Dataset items
* Begin *

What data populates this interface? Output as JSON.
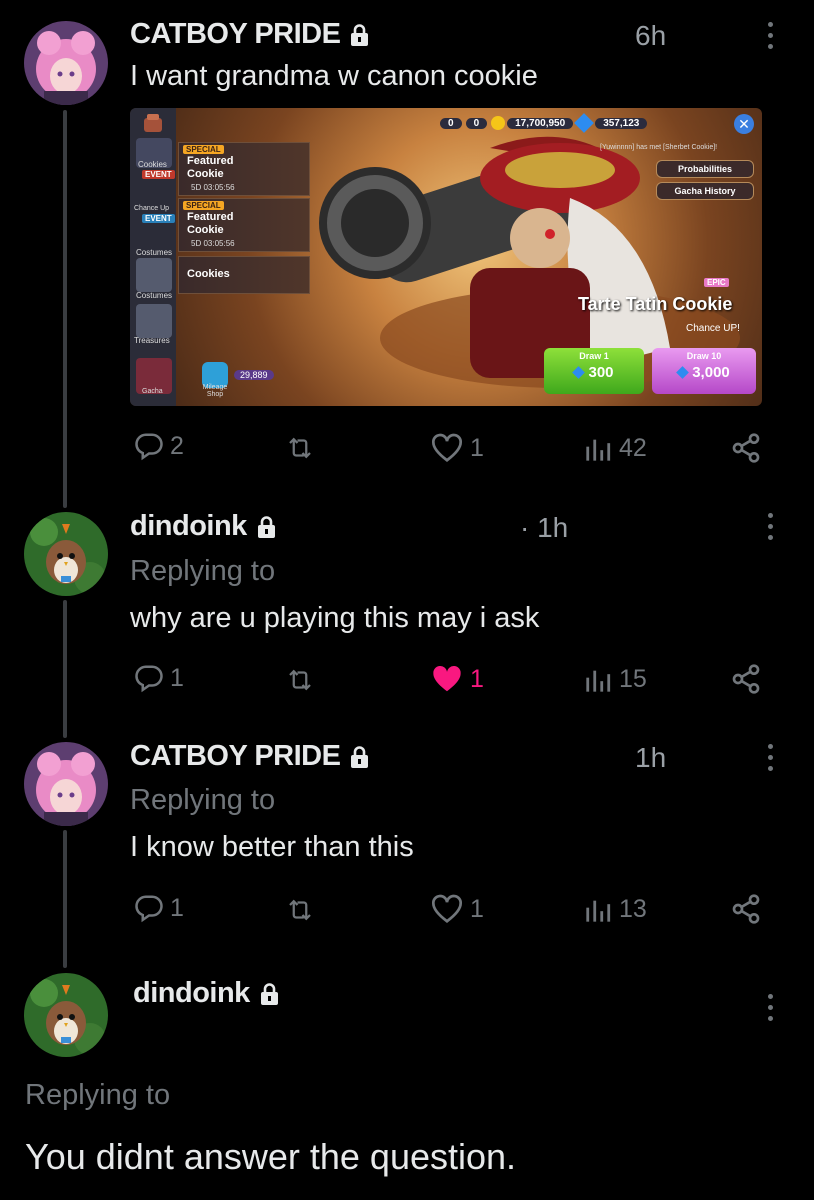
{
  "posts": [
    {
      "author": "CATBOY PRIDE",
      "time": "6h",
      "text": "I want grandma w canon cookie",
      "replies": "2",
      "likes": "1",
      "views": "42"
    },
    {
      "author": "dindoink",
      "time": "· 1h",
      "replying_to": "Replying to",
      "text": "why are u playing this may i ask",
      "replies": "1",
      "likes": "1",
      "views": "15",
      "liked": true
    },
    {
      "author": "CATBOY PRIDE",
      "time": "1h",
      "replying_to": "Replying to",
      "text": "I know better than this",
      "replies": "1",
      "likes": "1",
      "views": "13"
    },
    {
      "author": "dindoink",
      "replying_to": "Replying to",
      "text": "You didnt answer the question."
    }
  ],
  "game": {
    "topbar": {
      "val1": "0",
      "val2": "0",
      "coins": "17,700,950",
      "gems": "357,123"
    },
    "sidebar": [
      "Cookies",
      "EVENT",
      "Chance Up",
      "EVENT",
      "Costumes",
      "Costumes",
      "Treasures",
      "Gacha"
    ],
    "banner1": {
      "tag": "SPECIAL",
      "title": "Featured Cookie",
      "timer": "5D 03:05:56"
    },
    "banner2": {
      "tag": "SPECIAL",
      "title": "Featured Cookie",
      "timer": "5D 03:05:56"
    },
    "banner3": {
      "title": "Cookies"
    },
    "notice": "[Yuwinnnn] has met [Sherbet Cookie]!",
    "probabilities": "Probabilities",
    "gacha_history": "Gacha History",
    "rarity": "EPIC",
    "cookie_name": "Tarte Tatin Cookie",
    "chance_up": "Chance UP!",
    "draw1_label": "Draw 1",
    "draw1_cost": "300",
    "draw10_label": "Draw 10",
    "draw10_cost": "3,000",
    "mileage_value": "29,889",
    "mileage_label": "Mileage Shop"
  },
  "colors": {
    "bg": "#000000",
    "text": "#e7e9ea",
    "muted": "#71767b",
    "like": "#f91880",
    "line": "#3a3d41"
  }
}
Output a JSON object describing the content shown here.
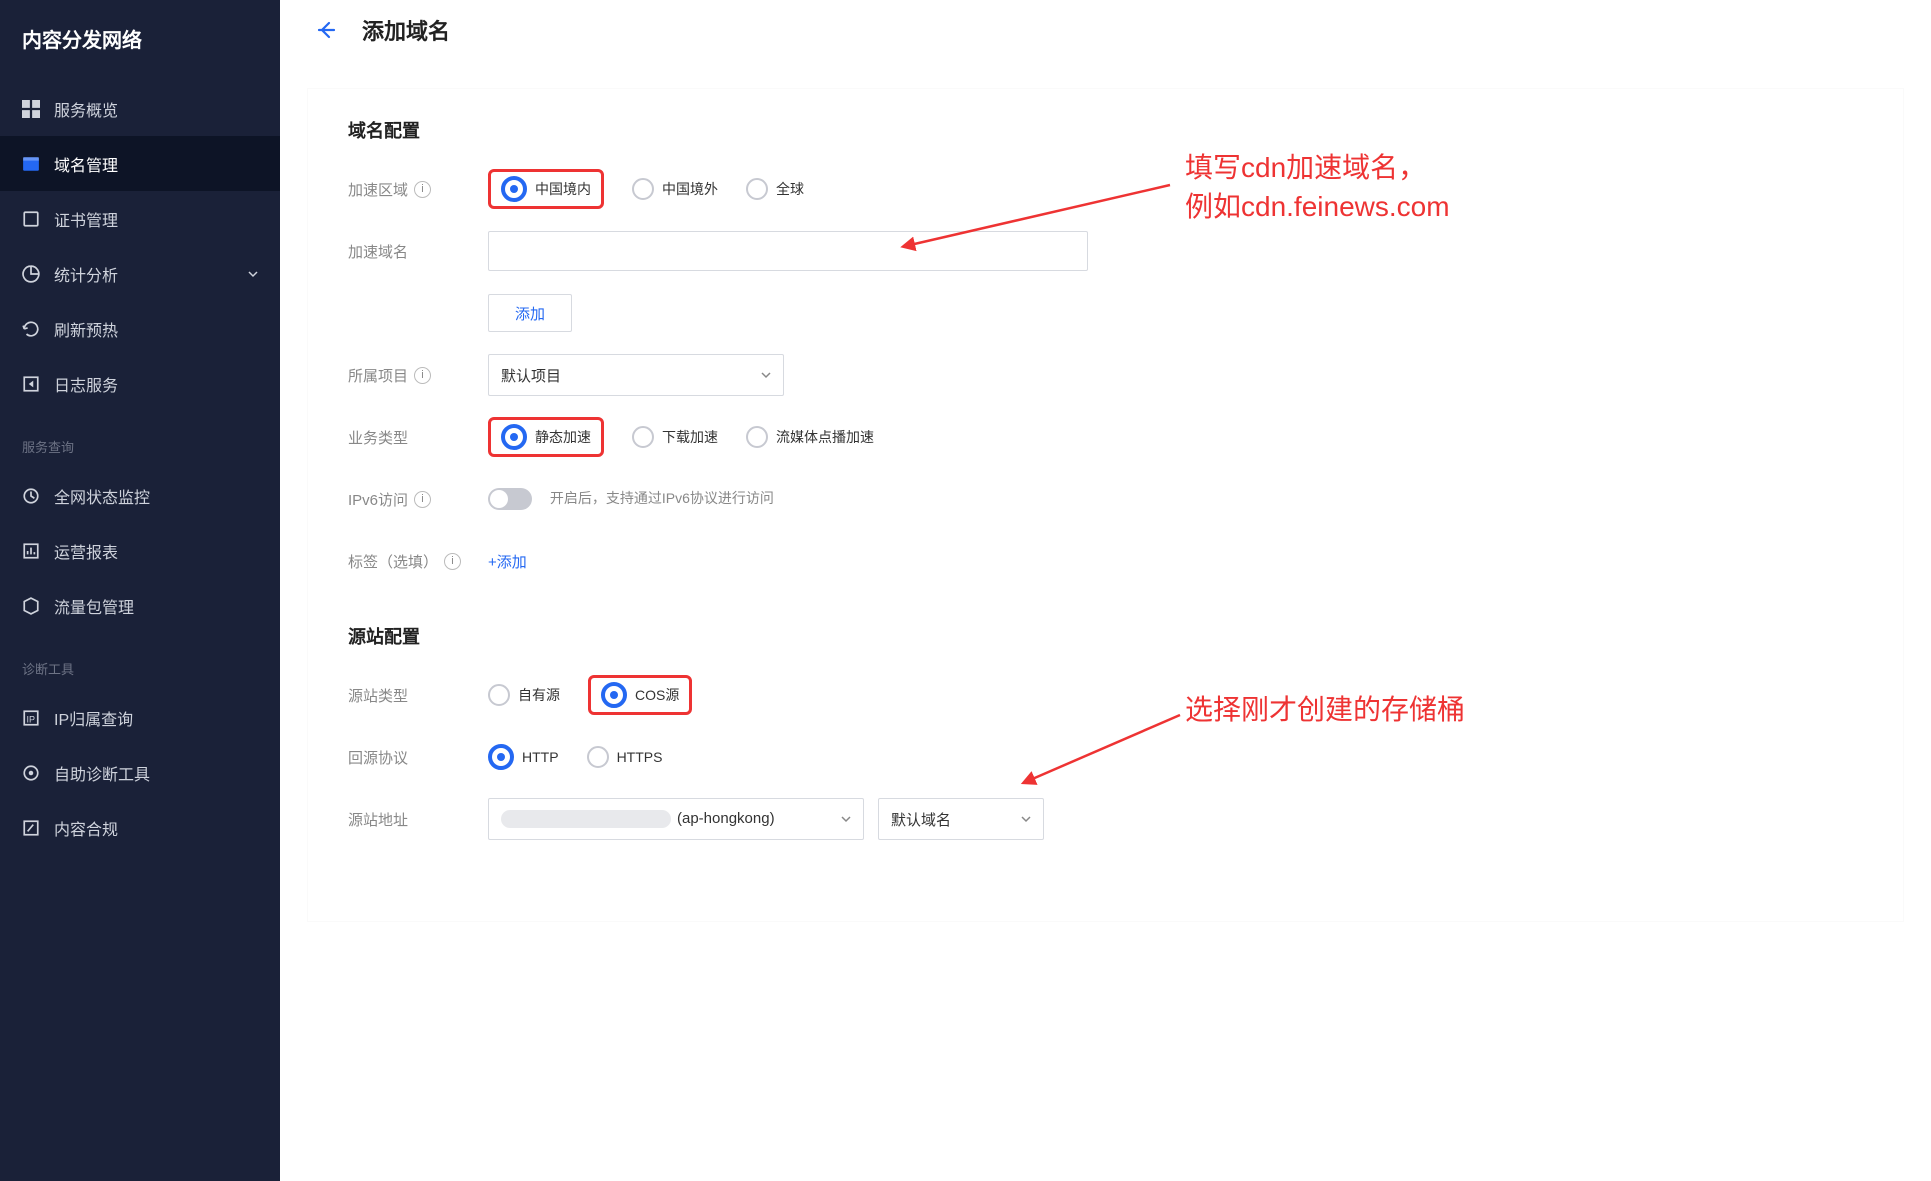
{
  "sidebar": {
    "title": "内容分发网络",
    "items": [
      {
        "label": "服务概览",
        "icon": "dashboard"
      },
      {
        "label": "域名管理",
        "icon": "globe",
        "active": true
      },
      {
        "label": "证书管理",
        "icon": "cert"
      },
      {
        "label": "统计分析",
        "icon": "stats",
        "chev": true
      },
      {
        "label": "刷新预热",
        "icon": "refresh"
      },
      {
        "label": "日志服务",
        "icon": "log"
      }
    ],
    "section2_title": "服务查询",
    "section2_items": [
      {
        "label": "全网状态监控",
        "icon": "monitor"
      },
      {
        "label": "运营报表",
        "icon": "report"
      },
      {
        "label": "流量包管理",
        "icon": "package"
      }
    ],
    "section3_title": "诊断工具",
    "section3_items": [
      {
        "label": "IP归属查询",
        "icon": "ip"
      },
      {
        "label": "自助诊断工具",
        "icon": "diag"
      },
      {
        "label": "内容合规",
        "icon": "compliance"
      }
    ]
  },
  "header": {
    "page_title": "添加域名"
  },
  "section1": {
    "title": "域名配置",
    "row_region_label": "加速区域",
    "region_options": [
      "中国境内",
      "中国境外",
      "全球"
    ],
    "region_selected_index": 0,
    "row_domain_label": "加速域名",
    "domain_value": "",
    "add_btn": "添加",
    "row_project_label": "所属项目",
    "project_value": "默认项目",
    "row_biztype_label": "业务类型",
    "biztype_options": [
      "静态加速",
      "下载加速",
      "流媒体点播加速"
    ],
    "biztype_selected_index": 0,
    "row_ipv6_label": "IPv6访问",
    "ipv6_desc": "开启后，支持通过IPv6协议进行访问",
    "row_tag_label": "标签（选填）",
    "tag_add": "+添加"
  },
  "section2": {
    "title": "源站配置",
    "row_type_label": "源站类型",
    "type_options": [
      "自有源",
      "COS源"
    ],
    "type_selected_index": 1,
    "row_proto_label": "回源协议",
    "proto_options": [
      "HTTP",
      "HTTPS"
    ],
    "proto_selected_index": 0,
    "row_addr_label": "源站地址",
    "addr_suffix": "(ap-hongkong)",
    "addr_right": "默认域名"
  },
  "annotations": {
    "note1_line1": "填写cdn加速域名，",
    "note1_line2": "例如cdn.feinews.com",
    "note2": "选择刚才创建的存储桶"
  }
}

* End *

Exercise prompt ▸
Copy each line of the records that contains the word "text".

Answer to the exercise ▸
      "text": "I want grandma w canon cookie",
      "text": "why are u playing this may i ask",
      "text": "I know better than this",
      "text": "You didnt answer the question."
    "text": "#e7e9ea",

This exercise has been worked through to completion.